Copy out all the entries word for word.

Stored records:
▶

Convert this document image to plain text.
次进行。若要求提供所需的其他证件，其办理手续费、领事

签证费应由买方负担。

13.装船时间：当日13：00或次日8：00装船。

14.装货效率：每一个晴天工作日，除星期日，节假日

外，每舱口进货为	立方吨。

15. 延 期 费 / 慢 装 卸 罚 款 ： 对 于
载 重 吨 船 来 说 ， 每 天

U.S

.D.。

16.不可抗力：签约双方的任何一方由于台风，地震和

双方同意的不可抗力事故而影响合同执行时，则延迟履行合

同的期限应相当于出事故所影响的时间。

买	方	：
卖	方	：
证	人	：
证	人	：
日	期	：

◀

* EXERCISE ANSWER:
Convert this document image to plain text.
次进行。若要求提供所需的其他证件，其办理手续费、领事

签证费应由买方负担。

13.装船时间：当日13：00或次日8：00装船。

14.装货效率：每一个晴天工作日，除星期日，节假日

外，每舱口进货为	立方吨。

15. 延 期 费 / 慢 装 卸 罚 款 ： 对 于
载 重 吨 船 来 说 ， 每 天

U.S

.D.。

16.不可抗力：签约双方的任何一方由于台风，地震和

双方同意的不可抗力事故而影响合同执行时，则延迟履行合

同的期限应相当于出事故所影响的时间。

买	方	：
卖	方	：
证	人	：
证	人	：
日	期	：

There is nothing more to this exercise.